Problem details: Lift out all lines below that contain "object".

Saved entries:
- - - -
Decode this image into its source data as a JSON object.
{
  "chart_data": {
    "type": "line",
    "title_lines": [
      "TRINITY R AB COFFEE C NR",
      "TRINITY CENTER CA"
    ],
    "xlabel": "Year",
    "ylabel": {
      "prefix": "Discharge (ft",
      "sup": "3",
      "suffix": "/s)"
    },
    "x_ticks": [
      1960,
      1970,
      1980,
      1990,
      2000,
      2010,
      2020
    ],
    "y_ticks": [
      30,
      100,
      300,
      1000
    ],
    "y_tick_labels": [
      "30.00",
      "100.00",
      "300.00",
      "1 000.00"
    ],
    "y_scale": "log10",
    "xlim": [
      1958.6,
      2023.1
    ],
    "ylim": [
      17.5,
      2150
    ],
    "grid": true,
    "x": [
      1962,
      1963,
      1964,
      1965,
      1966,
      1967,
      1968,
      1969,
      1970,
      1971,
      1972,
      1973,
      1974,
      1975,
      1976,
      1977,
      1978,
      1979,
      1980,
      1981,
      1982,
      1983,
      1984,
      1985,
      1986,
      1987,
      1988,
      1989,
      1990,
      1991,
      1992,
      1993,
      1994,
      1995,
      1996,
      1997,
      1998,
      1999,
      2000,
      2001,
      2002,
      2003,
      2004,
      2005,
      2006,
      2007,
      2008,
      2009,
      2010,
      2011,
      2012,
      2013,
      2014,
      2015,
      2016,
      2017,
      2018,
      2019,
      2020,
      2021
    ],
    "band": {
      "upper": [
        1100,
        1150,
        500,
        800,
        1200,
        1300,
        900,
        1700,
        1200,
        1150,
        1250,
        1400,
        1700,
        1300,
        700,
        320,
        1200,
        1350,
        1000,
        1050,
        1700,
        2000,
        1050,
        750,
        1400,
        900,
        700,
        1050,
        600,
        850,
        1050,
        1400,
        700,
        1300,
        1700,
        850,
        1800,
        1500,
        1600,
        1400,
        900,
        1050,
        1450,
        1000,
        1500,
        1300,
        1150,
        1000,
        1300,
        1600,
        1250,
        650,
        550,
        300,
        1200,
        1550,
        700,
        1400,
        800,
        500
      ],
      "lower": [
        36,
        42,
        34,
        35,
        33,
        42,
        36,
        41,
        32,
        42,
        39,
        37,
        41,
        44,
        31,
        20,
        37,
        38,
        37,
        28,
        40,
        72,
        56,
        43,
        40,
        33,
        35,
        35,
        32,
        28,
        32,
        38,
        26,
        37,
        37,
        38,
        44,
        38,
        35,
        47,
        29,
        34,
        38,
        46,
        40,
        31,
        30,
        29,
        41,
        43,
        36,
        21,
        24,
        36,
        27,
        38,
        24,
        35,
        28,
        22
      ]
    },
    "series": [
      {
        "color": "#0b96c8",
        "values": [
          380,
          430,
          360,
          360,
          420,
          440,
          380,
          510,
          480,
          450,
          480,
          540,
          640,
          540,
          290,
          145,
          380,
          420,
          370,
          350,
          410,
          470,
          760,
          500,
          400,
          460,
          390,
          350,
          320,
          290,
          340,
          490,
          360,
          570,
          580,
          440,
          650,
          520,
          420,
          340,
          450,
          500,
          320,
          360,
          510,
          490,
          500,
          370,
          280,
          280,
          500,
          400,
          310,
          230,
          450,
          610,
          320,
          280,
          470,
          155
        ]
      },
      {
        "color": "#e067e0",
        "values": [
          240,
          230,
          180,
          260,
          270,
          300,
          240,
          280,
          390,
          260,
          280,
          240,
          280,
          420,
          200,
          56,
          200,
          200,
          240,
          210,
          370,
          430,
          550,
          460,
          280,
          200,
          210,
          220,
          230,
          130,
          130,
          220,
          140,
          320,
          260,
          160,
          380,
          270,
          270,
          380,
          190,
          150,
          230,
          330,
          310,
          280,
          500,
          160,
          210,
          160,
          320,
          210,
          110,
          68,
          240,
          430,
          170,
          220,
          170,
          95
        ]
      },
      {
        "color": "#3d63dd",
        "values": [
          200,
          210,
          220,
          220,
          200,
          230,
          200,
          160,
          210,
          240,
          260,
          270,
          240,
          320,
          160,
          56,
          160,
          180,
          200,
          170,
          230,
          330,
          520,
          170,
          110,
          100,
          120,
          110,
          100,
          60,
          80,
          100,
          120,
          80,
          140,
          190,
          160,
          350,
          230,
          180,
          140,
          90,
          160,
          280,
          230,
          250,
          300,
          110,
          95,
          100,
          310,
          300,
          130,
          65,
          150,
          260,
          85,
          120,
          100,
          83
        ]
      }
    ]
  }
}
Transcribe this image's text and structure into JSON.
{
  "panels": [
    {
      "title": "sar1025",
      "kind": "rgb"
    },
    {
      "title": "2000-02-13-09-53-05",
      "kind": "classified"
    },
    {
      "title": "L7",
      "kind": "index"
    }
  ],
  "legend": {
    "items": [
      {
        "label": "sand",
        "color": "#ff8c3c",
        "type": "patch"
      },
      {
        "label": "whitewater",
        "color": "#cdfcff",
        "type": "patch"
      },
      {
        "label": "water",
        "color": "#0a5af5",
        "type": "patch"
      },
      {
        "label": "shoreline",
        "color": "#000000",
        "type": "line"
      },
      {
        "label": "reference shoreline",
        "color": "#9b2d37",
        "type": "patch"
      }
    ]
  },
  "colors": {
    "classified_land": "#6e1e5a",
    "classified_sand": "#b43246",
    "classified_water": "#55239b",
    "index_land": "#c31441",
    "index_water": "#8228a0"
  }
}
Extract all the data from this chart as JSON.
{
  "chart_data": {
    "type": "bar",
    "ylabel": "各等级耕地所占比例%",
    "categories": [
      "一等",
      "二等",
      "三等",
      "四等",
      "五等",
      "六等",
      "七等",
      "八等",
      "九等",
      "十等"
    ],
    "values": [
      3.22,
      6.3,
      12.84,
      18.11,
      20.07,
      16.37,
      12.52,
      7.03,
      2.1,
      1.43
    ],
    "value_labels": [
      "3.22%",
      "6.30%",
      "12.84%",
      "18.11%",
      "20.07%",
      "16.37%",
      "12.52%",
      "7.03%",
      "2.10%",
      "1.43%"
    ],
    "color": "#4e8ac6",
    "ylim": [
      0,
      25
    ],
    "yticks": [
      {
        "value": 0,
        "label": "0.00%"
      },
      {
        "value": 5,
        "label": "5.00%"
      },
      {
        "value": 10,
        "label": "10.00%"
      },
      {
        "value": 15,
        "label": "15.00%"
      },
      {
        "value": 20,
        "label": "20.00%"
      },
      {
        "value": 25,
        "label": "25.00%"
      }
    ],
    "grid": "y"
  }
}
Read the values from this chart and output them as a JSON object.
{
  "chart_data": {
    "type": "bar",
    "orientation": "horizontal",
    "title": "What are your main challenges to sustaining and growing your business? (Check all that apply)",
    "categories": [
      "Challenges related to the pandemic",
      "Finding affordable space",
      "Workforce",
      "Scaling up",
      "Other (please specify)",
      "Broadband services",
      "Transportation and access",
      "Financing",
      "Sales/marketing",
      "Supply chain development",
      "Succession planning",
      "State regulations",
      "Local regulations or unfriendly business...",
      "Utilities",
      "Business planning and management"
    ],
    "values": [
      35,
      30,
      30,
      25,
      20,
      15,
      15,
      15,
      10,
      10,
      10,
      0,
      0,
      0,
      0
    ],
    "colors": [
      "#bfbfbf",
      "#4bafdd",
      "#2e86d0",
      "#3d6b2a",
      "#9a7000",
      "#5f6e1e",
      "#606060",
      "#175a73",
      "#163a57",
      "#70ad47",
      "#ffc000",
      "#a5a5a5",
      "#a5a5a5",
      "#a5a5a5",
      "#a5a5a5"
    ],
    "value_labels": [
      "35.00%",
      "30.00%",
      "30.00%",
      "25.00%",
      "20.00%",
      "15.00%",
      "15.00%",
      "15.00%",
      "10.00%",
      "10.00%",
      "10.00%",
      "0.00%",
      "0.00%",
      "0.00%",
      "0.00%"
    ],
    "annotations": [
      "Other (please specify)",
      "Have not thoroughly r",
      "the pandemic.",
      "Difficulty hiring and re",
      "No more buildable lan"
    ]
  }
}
- - - -
Solution for this task:
Decode this image into its source data as a JSON object.
Read the values from this chart and output them as a JSON object.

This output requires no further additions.